Written exercise: Copy out every one of the items below, reproducing each line word for word and in the same order.

[Records from a data source]
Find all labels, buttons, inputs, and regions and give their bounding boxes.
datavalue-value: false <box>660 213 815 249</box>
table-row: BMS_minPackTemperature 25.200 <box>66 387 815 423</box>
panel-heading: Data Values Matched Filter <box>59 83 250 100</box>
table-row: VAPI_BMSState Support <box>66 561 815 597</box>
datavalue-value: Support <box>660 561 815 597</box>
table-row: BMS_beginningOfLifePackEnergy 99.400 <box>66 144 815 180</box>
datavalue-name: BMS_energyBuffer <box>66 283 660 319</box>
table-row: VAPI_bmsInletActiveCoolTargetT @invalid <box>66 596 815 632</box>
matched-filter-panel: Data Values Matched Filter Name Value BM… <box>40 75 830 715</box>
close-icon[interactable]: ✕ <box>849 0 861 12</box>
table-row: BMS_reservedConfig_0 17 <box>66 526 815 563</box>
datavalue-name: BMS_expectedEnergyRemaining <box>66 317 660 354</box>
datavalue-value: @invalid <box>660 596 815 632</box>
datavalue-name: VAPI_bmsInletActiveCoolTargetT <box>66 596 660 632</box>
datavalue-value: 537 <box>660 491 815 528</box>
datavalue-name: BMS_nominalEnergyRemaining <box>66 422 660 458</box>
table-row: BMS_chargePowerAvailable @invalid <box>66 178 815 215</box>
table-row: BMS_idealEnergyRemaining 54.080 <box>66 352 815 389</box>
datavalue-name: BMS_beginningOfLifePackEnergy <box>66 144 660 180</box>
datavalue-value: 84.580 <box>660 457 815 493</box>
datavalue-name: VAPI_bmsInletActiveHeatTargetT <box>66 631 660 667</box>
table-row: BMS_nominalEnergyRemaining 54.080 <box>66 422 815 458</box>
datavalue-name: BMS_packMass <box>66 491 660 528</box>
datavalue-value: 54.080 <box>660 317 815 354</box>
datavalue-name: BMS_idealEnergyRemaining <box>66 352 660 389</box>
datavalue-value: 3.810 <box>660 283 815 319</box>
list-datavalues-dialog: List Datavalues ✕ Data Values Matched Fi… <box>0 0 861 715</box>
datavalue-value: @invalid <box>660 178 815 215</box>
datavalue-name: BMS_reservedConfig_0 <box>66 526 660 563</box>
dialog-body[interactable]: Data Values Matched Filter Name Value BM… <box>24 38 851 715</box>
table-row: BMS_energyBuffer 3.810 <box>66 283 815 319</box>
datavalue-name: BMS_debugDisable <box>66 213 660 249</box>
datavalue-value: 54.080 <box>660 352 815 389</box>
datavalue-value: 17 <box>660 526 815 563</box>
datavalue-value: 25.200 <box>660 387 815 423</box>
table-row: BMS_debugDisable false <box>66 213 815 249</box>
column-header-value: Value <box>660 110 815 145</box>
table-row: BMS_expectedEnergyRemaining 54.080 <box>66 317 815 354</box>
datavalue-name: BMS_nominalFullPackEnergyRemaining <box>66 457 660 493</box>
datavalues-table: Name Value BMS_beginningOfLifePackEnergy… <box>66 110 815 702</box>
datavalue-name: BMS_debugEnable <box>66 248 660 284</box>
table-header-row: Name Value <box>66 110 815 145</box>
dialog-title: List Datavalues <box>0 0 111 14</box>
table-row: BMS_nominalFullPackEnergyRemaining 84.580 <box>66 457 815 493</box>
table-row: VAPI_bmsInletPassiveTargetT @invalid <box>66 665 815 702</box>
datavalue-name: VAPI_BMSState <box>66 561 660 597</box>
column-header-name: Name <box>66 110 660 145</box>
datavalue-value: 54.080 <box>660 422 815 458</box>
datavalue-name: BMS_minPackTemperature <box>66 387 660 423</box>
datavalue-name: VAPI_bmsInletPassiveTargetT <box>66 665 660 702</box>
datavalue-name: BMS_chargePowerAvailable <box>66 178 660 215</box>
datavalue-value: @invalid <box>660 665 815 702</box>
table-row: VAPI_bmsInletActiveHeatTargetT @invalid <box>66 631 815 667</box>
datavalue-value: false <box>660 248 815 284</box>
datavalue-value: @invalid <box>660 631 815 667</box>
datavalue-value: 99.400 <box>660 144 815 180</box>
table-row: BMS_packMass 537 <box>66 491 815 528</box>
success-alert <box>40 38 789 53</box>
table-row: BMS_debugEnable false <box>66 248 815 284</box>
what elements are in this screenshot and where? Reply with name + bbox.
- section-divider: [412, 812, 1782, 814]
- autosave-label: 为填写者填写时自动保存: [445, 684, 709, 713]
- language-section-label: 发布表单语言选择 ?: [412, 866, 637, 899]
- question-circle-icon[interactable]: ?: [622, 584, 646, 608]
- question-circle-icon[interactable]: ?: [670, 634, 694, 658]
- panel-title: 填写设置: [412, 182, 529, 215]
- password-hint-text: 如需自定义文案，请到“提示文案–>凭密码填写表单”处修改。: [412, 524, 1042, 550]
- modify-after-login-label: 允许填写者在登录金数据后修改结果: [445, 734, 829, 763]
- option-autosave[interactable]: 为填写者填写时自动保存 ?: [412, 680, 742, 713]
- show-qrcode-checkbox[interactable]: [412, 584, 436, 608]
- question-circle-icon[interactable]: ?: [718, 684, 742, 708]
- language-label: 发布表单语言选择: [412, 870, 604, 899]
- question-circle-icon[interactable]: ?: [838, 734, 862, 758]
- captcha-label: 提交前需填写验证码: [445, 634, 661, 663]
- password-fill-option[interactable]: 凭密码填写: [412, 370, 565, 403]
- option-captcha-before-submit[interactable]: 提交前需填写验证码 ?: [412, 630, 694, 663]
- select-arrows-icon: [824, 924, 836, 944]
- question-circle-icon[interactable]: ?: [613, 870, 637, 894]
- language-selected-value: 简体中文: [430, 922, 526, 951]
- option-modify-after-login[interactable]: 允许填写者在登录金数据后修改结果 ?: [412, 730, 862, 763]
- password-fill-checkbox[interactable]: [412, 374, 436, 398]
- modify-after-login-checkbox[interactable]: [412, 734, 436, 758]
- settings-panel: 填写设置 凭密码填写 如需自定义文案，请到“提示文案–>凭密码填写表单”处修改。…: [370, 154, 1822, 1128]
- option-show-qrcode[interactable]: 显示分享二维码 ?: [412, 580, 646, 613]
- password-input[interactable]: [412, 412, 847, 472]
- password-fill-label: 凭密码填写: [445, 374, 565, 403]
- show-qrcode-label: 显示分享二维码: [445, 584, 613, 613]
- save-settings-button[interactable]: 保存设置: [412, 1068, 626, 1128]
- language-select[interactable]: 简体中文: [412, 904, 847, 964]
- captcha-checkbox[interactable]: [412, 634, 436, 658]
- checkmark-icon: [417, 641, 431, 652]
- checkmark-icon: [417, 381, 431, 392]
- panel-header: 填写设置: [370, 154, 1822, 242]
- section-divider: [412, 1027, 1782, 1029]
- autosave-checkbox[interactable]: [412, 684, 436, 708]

Result below:
Find all labels, buttons, inputs, and regions and give their bounding boxes.
datavalue-value: false <box>660 213 815 249</box>
table-row: BMS_minPackTemperature 25.200 <box>66 387 815 423</box>
panel-heading: Data Values Matched Filter <box>59 83 250 100</box>
table-row: VAPI_BMSState Support <box>66 561 815 597</box>
datavalue-value: Support <box>660 561 815 597</box>
table-row: BMS_beginningOfLifePackEnergy 99.400 <box>66 144 815 180</box>
datavalue-name: BMS_energyBuffer <box>66 283 660 319</box>
table-row: VAPI_bmsInletActiveCoolTargetT @invalid <box>66 596 815 632</box>
matched-filter-panel: Data Values Matched Filter Name Value BM… <box>40 75 830 715</box>
close-icon[interactable]: ✕ <box>849 0 861 12</box>
table-row: BMS_reservedConfig_0 17 <box>66 526 815 563</box>
datavalue-name: BMS_expectedEnergyRemaining <box>66 317 660 354</box>
datavalue-value: @invalid <box>660 596 815 632</box>
datavalue-name: VAPI_bmsInletActiveCoolTargetT <box>66 596 660 632</box>
datavalue-value: 537 <box>660 491 815 528</box>
datavalue-name: BMS_nominalEnergyRemaining <box>66 422 660 458</box>
table-row: BMS_chargePowerAvailable @invalid <box>66 178 815 215</box>
table-row: BMS_idealEnergyRemaining 54.080 <box>66 352 815 389</box>
datavalue-name: BMS_beginningOfLifePackEnergy <box>66 144 660 180</box>
datavalue-value: 84.580 <box>660 457 815 493</box>
datavalue-name: VAPI_bmsInletActiveHeatTargetT <box>66 631 660 667</box>
table-row: BMS_nominalEnergyRemaining 54.080 <box>66 422 815 458</box>
datavalue-name: BMS_packMass <box>66 491 660 528</box>
datavalue-value: 54.080 <box>660 317 815 354</box>
datavalue-name: BMS_idealEnergyRemaining <box>66 352 660 389</box>
datavalue-value: 3.810 <box>660 283 815 319</box>
list-datavalues-dialog: List Datavalues ✕ Data Values Matched Fi… <box>0 0 861 715</box>
datavalue-value: @invalid <box>660 178 815 215</box>
datavalue-name: BMS_reservedConfig_0 <box>66 526 660 563</box>
dialog-body[interactable]: Data Values Matched Filter Name Value BM… <box>24 38 851 715</box>
table-row: BMS_energyBuffer 3.810 <box>66 283 815 319</box>
datavalue-name: BMS_debugDisable <box>66 213 660 249</box>
datavalue-value: 54.080 <box>660 352 815 389</box>
datavalue-value: 17 <box>660 526 815 563</box>
datavalue-value: 25.200 <box>660 387 815 423</box>
table-row: BMS_debugDisable false <box>66 213 815 249</box>
column-header-value: Value <box>660 110 815 145</box>
table-row: BMS_expectedEnergyRemaining 54.080 <box>66 317 815 354</box>
datavalue-name: BMS_nominalFullPackEnergyRemaining <box>66 457 660 493</box>
datavalues-table: Name Value BMS_beginningOfLifePackEnergy… <box>66 110 815 702</box>
datavalue-name: BMS_debugEnable <box>66 248 660 284</box>
table-header-row: Name Value <box>66 110 815 145</box>
dialog-title: List Datavalues <box>0 0 111 14</box>
table-row: BMS_nominalFullPackEnergyRemaining 84.580 <box>66 457 815 493</box>
table-row: VAPI_bmsInletPassiveTargetT @invalid <box>66 665 815 702</box>
datavalue-name: VAPI_BMSState <box>66 561 660 597</box>
column-header-name: Name <box>66 110 660 145</box>
datavalue-value: 54.080 <box>660 422 815 458</box>
datavalue-name: BMS_minPackTemperature <box>66 387 660 423</box>
datavalue-name: VAPI_bmsInletPassiveTargetT <box>66 665 660 702</box>
datavalue-name: BMS_chargePowerAvailable <box>66 178 660 215</box>
datavalue-value: @invalid <box>660 665 815 702</box>
table-row: VAPI_bmsInletActiveHeatTargetT @invalid <box>66 631 815 667</box>
datavalue-value: false <box>660 248 815 284</box>
datavalue-value: @invalid <box>660 631 815 667</box>
datavalue-value: 99.400 <box>660 144 815 180</box>
table-row: BMS_packMass 537 <box>66 491 815 528</box>
success-alert <box>40 38 789 53</box>
table-row: BMS_debugEnable false <box>66 248 815 284</box>
what elements are in this screenshot and where? Reply with name + bbox.
- section-divider: [412, 812, 1782, 814]
- autosave-label: 为填写者填写时自动保存: [445, 684, 709, 713]
- language-section-label: 发布表单语言选择 ?: [412, 866, 637, 899]
- question-circle-icon[interactable]: ?: [622, 584, 646, 608]
- question-circle-icon[interactable]: ?: [670, 634, 694, 658]
- panel-title: 填写设置: [412, 182, 529, 215]
- password-hint-text: 如需自定义文案，请到“提示文案–>凭密码填写表单”处修改。: [412, 524, 1042, 550]
- modify-after-login-label: 允许填写者在登录金数据后修改结果: [445, 734, 829, 763]
- option-autosave[interactable]: 为填写者填写时自动保存 ?: [412, 680, 742, 713]
- show-qrcode-checkbox[interactable]: [412, 584, 436, 608]
- question-circle-icon[interactable]: ?: [718, 684, 742, 708]
- language-label: 发布表单语言选择: [412, 870, 604, 899]
- question-circle-icon[interactable]: ?: [838, 734, 862, 758]
- captcha-label: 提交前需填写验证码: [445, 634, 661, 663]
- password-fill-option[interactable]: 凭密码填写: [412, 370, 565, 403]
- option-captcha-before-submit[interactable]: 提交前需填写验证码 ?: [412, 630, 694, 663]
- select-arrows-icon: [824, 924, 836, 944]
- question-circle-icon[interactable]: ?: [613, 870, 637, 894]
- language-selected-value: 简体中文: [430, 922, 526, 951]
- option-modify-after-login[interactable]: 允许填写者在登录金数据后修改结果 ?: [412, 730, 862, 763]
- password-fill-checkbox[interactable]: [412, 374, 436, 398]
- modify-after-login-checkbox[interactable]: [412, 734, 436, 758]
- settings-panel: 填写设置 凭密码填写 如需自定义文案，请到“提示文案–>凭密码填写表单”处修改。…: [370, 154, 1822, 1128]
- option-show-qrcode[interactable]: 显示分享二维码 ?: [412, 580, 646, 613]
- password-input[interactable]: [412, 412, 847, 472]
- password-fill-label: 凭密码填写: [445, 374, 565, 403]
- show-qrcode-label: 显示分享二维码: [445, 584, 613, 613]
- save-settings-button[interactable]: 保存设置: [412, 1068, 626, 1128]
- language-select[interactable]: 简体中文: [412, 904, 847, 964]
- captcha-checkbox[interactable]: [412, 634, 436, 658]
- checkmark-icon: [417, 641, 431, 652]
- checkmark-icon: [417, 381, 431, 392]
- panel-header: 填写设置: [370, 154, 1822, 242]
- section-divider: [412, 1027, 1782, 1029]
- autosave-checkbox[interactable]: [412, 684, 436, 708]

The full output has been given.